◆ TASK PROMPT: Each record is to be transcribed exactly.

******************************

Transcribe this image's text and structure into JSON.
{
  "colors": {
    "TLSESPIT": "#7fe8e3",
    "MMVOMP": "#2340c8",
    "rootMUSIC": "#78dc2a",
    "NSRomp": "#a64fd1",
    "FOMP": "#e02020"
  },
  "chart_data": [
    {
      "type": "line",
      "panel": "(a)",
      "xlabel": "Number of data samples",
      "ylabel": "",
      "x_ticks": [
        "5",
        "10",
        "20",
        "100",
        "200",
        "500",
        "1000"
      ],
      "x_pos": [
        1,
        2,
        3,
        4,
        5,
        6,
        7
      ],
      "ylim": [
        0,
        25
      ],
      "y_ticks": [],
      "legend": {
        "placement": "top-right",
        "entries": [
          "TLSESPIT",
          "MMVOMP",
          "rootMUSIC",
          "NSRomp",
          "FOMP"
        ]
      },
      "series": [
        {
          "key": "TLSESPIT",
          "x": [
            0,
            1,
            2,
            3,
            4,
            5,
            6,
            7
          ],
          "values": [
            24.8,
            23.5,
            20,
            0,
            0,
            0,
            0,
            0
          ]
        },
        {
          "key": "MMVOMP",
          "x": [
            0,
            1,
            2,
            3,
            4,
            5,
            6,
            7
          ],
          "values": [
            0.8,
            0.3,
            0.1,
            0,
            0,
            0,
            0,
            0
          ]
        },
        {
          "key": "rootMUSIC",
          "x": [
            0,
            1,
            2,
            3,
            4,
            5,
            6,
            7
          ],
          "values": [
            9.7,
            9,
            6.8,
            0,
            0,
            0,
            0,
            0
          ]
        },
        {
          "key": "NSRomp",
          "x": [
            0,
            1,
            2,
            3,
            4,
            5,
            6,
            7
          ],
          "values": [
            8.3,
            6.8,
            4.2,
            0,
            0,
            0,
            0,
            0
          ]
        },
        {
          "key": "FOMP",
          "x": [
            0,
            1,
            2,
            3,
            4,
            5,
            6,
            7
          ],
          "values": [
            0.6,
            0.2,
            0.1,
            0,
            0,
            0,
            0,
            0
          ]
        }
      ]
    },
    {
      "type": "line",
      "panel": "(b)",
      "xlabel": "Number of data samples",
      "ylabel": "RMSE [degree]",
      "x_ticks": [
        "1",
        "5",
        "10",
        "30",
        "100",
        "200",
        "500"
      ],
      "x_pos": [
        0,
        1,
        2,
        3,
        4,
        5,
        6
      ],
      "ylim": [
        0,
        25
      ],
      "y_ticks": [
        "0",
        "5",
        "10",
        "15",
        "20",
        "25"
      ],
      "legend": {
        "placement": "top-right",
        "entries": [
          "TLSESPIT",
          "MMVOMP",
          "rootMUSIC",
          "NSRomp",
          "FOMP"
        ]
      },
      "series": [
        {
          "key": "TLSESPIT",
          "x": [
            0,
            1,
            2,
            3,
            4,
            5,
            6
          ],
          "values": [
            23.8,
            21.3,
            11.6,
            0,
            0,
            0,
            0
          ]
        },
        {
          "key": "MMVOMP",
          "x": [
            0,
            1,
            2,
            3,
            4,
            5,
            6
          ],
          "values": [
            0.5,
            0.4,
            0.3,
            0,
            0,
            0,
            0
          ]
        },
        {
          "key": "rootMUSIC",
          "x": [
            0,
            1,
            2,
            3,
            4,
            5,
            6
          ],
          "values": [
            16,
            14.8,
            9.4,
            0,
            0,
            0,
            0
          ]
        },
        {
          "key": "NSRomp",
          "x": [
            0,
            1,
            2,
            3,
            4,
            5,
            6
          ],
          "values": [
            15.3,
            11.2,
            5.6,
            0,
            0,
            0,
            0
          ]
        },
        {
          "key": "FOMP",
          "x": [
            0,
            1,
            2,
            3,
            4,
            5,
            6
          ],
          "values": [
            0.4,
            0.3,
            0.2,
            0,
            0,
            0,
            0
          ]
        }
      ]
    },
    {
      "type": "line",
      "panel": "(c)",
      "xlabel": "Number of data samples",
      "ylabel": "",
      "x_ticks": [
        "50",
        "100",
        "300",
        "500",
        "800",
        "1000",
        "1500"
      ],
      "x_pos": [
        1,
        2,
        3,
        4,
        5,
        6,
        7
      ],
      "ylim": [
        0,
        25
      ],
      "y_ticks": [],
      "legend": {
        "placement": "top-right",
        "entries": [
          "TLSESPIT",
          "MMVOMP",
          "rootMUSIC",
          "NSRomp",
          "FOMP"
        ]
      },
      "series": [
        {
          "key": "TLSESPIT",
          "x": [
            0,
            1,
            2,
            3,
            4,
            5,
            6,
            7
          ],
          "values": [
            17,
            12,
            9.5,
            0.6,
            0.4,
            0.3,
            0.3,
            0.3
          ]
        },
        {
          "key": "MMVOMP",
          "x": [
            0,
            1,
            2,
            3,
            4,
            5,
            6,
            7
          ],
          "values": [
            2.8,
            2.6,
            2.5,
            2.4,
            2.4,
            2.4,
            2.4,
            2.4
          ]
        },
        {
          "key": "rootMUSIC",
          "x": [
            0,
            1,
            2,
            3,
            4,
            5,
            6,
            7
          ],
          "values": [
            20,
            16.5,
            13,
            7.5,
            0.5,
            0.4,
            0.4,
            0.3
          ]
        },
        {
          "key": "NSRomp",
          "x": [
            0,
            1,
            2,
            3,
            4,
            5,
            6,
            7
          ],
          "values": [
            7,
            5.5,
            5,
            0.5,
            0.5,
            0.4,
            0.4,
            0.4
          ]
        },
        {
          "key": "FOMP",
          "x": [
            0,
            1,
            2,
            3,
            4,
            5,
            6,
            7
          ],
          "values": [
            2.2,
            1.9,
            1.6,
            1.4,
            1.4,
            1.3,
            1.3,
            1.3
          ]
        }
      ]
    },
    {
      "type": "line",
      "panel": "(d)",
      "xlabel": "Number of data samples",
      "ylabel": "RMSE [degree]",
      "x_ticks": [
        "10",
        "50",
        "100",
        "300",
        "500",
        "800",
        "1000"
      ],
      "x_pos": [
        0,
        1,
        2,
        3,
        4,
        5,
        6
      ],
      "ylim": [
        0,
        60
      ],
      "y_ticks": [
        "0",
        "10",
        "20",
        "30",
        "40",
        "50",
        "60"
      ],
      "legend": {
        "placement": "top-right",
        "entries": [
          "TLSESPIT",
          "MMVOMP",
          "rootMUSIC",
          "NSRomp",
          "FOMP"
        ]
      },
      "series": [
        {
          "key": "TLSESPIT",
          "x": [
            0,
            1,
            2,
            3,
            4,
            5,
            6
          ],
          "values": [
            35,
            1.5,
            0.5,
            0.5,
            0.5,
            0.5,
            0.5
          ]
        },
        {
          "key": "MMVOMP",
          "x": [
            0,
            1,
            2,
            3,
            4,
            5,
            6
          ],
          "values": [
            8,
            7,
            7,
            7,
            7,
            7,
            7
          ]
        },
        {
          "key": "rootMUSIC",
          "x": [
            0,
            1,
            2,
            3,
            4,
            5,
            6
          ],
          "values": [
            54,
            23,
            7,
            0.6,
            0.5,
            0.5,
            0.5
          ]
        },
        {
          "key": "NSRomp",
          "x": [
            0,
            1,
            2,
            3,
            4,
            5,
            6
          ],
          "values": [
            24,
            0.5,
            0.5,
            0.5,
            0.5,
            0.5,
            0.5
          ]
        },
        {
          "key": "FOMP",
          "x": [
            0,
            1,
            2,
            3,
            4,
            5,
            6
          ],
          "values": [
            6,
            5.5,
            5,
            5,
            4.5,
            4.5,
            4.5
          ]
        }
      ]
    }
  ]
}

******************************

◆ FINAL RESULT:
Transcribe this image's text and structure into JSON.
{
  "colors": {
    "TLSESPIT": "#7fe8e3",
    "MMVOMP": "#2340c8",
    "rootMUSIC": "#78dc2a",
    "NSRomp": "#a64fd1",
    "FOMP": "#e02020"
  },
  "chart_data": [
    {
      "type": "line",
      "panel": "(a)",
      "xlabel": "Number of data samples",
      "ylabel": "",
      "x_ticks": [
        "5",
        "10",
        "20",
        "100",
        "200",
        "500",
        "1000"
      ],
      "x_pos": [
        1,
        2,
        3,
        4,
        5,
        6,
        7
      ],
      "ylim": [
        0,
        25
      ],
      "y_ticks": [],
      "legend": {
        "placement": "top-right",
        "entries": [
          "TLSESPIT",
          "MMVOMP",
          "rootMUSIC",
          "NSRomp",
          "FOMP"
        ]
      },
      "series": [
        {
          "key": "TLSESPIT",
          "x": [
            0,
            1,
            2,
            3,
            4,
            5,
            6,
            7
          ],
          "values": [
            24.8,
            23.5,
            20,
            0,
            0,
            0,
            0,
            0
          ]
        },
        {
          "key": "MMVOMP",
          "x": [
            0,
            1,
            2,
            3,
            4,
            5,
            6,
            7
          ],
          "values": [
            0.8,
            0.3,
            0.1,
            0,
            0,
            0,
            0,
            0
          ]
        },
        {
          "key": "rootMUSIC",
          "x": [
            0,
            1,
            2,
            3,
            4,
            5,
            6,
            7
          ],
          "values": [
            9.7,
            9,
            6.8,
            0,
            0,
            0,
            0,
            0
          ]
        },
        {
          "key": "NSRomp",
          "x": [
            0,
            1,
            2,
            3,
            4,
            5,
            6,
            7
          ],
          "values": [
            8.3,
            6.8,
            4.2,
            0,
            0,
            0,
            0,
            0
          ]
        },
        {
          "key": "FOMP",
          "x": [
            0,
            1,
            2,
            3,
            4,
            5,
            6,
            7
          ],
          "values": [
            0.6,
            0.2,
            0.1,
            0,
            0,
            0,
            0,
            0
          ]
        }
      ]
    },
    {
      "type": "line",
      "panel": "(b)",
      "xlabel": "Number of data samples",
      "ylabel": "RMSE [degree]",
      "x_ticks": [
        "1",
        "5",
        "10",
        "30",
        "100",
        "200",
        "500"
      ],
      "x_pos": [
        0,
        1,
        2,
        3,
        4,
        5,
        6
      ],
      "ylim": [
        0,
        25
      ],
      "y_ticks": [
        "0",
        "5",
        "10",
        "15",
        "20",
        "25"
      ],
      "legend": {
        "placement": "top-right",
        "entries": [
          "TLSESPIT",
          "MMVOMP",
          "rootMUSIC",
          "NSRomp",
          "FOMP"
        ]
      },
      "series": [
        {
          "key": "TLSESPIT",
          "x": [
            0,
            1,
            2,
            3,
            4,
            5,
            6
          ],
          "values": [
            23.8,
            21.3,
            11.6,
            0,
            0,
            0,
            0
          ]
        },
        {
          "key": "MMVOMP",
          "x": [
            0,
            1,
            2,
            3,
            4,
            5,
            6
          ],
          "values": [
            0.5,
            0.4,
            0.3,
            0,
            0,
            0,
            0
          ]
        },
        {
          "key": "rootMUSIC",
          "x": [
            0,
            1,
            2,
            3,
            4,
            5,
            6
          ],
          "values": [
            16,
            14.8,
            9.4,
            0,
            0,
            0,
            0
          ]
        },
        {
          "key": "NSRomp",
          "x": [
            0,
            1,
            2,
            3,
            4,
            5,
            6
          ],
          "values": [
            15.3,
            11.2,
            5.6,
            0,
            0,
            0,
            0
          ]
        },
        {
          "key": "FOMP",
          "x": [
            0,
            1,
            2,
            3,
            4,
            5,
            6
          ],
          "values": [
            0.4,
            0.3,
            0.2,
            0,
            0,
            0,
            0
          ]
        }
      ]
    },
    {
      "type": "line",
      "panel": "(c)",
      "xlabel": "Number of data samples",
      "ylabel": "",
      "x_ticks": [
        "50",
        "100",
        "300",
        "500",
        "800",
        "1000",
        "1500"
      ],
      "x_pos": [
        1,
        2,
        3,
        4,
        5,
        6,
        7
      ],
      "ylim": [
        0,
        25
      ],
      "y_ticks": [],
      "legend": {
        "placement": "top-right",
        "entries": [
          "TLSESPIT",
          "MMVOMP",
          "rootMUSIC",
          "NSRomp",
          "FOMP"
        ]
      },
      "series": [
        {
          "key": "TLSESPIT",
          "x": [
            0,
            1,
            2,
            3,
            4,
            5,
            6,
            7
          ],
          "values": [
            17,
            12,
            9.5,
            0.6,
            0.4,
            0.3,
            0.3,
            0.3
          ]
        },
        {
          "key": "MMVOMP",
          "x": [
            0,
            1,
            2,
            3,
            4,
            5,
            6,
            7
          ],
          "values": [
            2.8,
            2.6,
            2.5,
            2.4,
            2.4,
            2.4,
            2.4,
            2.4
          ]
        },
        {
          "key": "rootMUSIC",
          "x": [
            0,
            1,
            2,
            3,
            4,
            5,
            6,
            7
          ],
          "values": [
            20,
            16.5,
            13,
            7.5,
            0.5,
            0.4,
            0.4,
            0.3
          ]
        },
        {
          "key": "NSRomp",
          "x": [
            0,
            1,
            2,
            3,
            4,
            5,
            6,
            7
          ],
          "values": [
            7,
            5.5,
            5,
            0.5,
            0.5,
            0.4,
            0.4,
            0.4
          ]
        },
        {
          "key": "FOMP",
          "x": [
            0,
            1,
            2,
            3,
            4,
            5,
            6,
            7
          ],
          "values": [
            2.2,
            1.9,
            1.6,
            1.4,
            1.4,
            1.3,
            1.3,
            1.3
          ]
        }
      ]
    },
    {
      "type": "line",
      "panel": "(d)",
      "xlabel": "Number of data samples",
      "ylabel": "RMSE [degree]",
      "x_ticks": [
        "10",
        "50",
        "100",
        "300",
        "500",
        "800",
        "1000"
      ],
      "x_pos": [
        0,
        1,
        2,
        3,
        4,
        5,
        6
      ],
      "ylim": [
        0,
        60
      ],
      "y_ticks": [
        "0",
        "10",
        "20",
        "30",
        "40",
        "50",
        "60"
      ],
      "legend": {
        "placement": "top-right",
        "entries": [
          "TLSESPIT",
          "MMVOMP",
          "rootMUSIC",
          "NSRomp",
          "FOMP"
        ]
      },
      "series": [
        {
          "key": "TLSESPIT",
          "x": [
            0,
            1,
            2,
            3,
            4,
            5,
            6
          ],
          "values": [
            35,
            1.5,
            0.5,
            0.5,
            0.5,
            0.5,
            0.5
          ]
        },
        {
          "key": "MMVOMP",
          "x": [
            0,
            1,
            2,
            3,
            4,
            5,
            6
          ],
          "values": [
            8,
            7,
            7,
            7,
            7,
            7,
            7
          ]
        },
        {
          "key": "rootMUSIC",
          "x": [
            0,
            1,
            2,
            3,
            4,
            5,
            6
          ],
          "values": [
            54,
            23,
            7,
            0.6,
            0.5,
            0.5,
            0.5
          ]
        },
        {
          "key": "NSRomp",
          "x": [
            0,
            1,
            2,
            3,
            4,
            5,
            6
          ],
          "values": [
            24,
            0.5,
            0.5,
            0.5,
            0.5,
            0.5,
            0.5
          ]
        },
        {
          "key": "FOMP",
          "x": [
            0,
            1,
            2,
            3,
            4,
            5,
            6
          ],
          "values": [
            6,
            5.5,
            5,
            5,
            4.5,
            4.5,
            4.5
          ]
        }
      ]
    }
  ]
}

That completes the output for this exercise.